## What you need to do
Write out every entry, unchanged. Skip any picture.
--- Dataset content ---
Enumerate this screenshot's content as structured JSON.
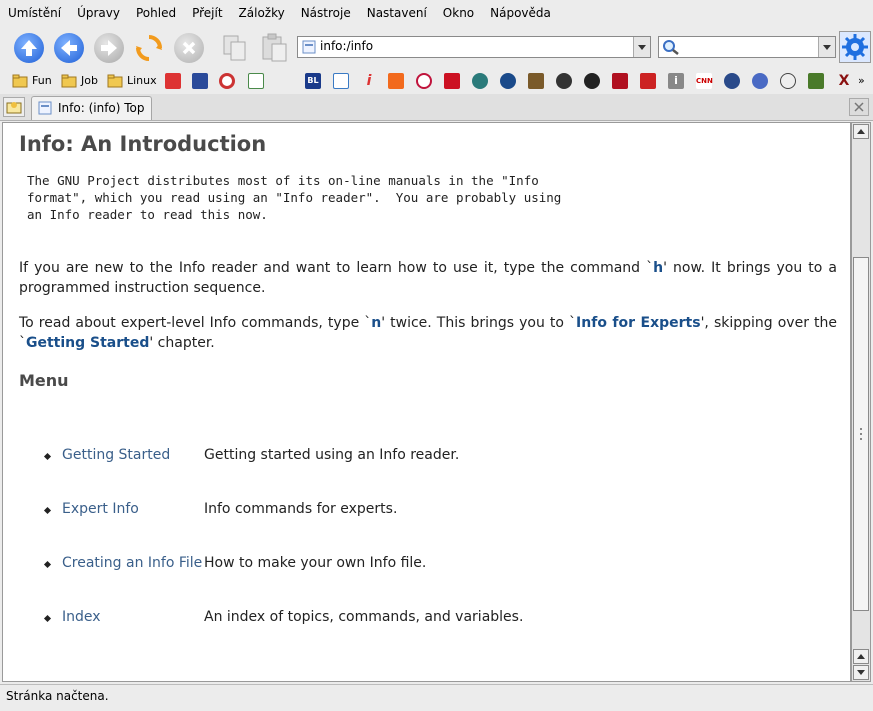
{
  "menubar": [
    "Umístění",
    "Úpravy",
    "Pohled",
    "Přejít",
    "Záložky",
    "Nástroje",
    "Nastavení",
    "Okno",
    "Nápověda"
  ],
  "toolbar": {
    "url": "info:/info",
    "search_value": ""
  },
  "bookmarks": {
    "folders": [
      "Fun",
      "Job",
      "Linux"
    ],
    "icons": [
      "BL",
      "G",
      "i",
      "CNN",
      "X"
    ]
  },
  "tab": {
    "title": "Info: (info) Top"
  },
  "page": {
    "title": "Info: An Introduction",
    "pre": "The GNU Project distributes most of its on-line manuals in the \"Info\nformat\", which you read using an \"Info reader\".  You are probably using\nan Info reader to read this now.",
    "p1_before": "If you are new to the Info reader and want to learn how to use it, type the command `",
    "p1_key": "h",
    "p1_after": "' now. It brings you to a programmed instruction sequence.",
    "p2_a": "To read about expert-level Info commands, type `",
    "p2_key": "n",
    "p2_b": "' twice. This brings you to `",
    "p2_link1": "Info for Experts",
    "p2_c": "', skipping over the `",
    "p2_link2": "Getting Started",
    "p2_d": "' chapter.",
    "menu_heading": "Menu",
    "menu": [
      {
        "link": "Getting Started",
        "desc": "Getting started using an Info reader."
      },
      {
        "link": "Expert Info",
        "desc": "Info commands for experts."
      },
      {
        "link": "Creating an Info File",
        "desc": "How to make your own Info file."
      },
      {
        "link": "Index",
        "desc": "An index of topics, commands, and variables."
      }
    ]
  },
  "status": "Stránka načtena."
}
---
## Answer to this exercise
Enumerate this screenshot's content as structured JSON.
{
  "menubar": [
    "Umístění",
    "Úpravy",
    "Pohled",
    "Přejít",
    "Záložky",
    "Nástroje",
    "Nastavení",
    "Okno",
    "Nápověda"
  ],
  "toolbar": {
    "url": "info:/info",
    "search_value": ""
  },
  "bookmarks": {
    "folders": [
      "Fun",
      "Job",
      "Linux"
    ],
    "icons": [
      "BL",
      "G",
      "i",
      "CNN",
      "X"
    ]
  },
  "tab": {
    "title": "Info: (info) Top"
  },
  "page": {
    "title": "Info: An Introduction",
    "pre": "The GNU Project distributes most of its on-line manuals in the \"Info\nformat\", which you read using an \"Info reader\".  You are probably using\nan Info reader to read this now.",
    "p1_before": "If you are new to the Info reader and want to learn how to use it, type the command `",
    "p1_key": "h",
    "p1_after": "' now. It brings you to a programmed instruction sequence.",
    "p2_a": "To read about expert-level Info commands, type `",
    "p2_key": "n",
    "p2_b": "' twice. This brings you to `",
    "p2_link1": "Info for Experts",
    "p2_c": "', skipping over the `",
    "p2_link2": "Getting Started",
    "p2_d": "' chapter.",
    "menu_heading": "Menu",
    "menu": [
      {
        "link": "Getting Started",
        "desc": "Getting started using an Info reader."
      },
      {
        "link": "Expert Info",
        "desc": "Info commands for experts."
      },
      {
        "link": "Creating an Info File",
        "desc": "How to make your own Info file."
      },
      {
        "link": "Index",
        "desc": "An index of topics, commands, and variables."
      }
    ]
  },
  "status": "Stránka načtena."
}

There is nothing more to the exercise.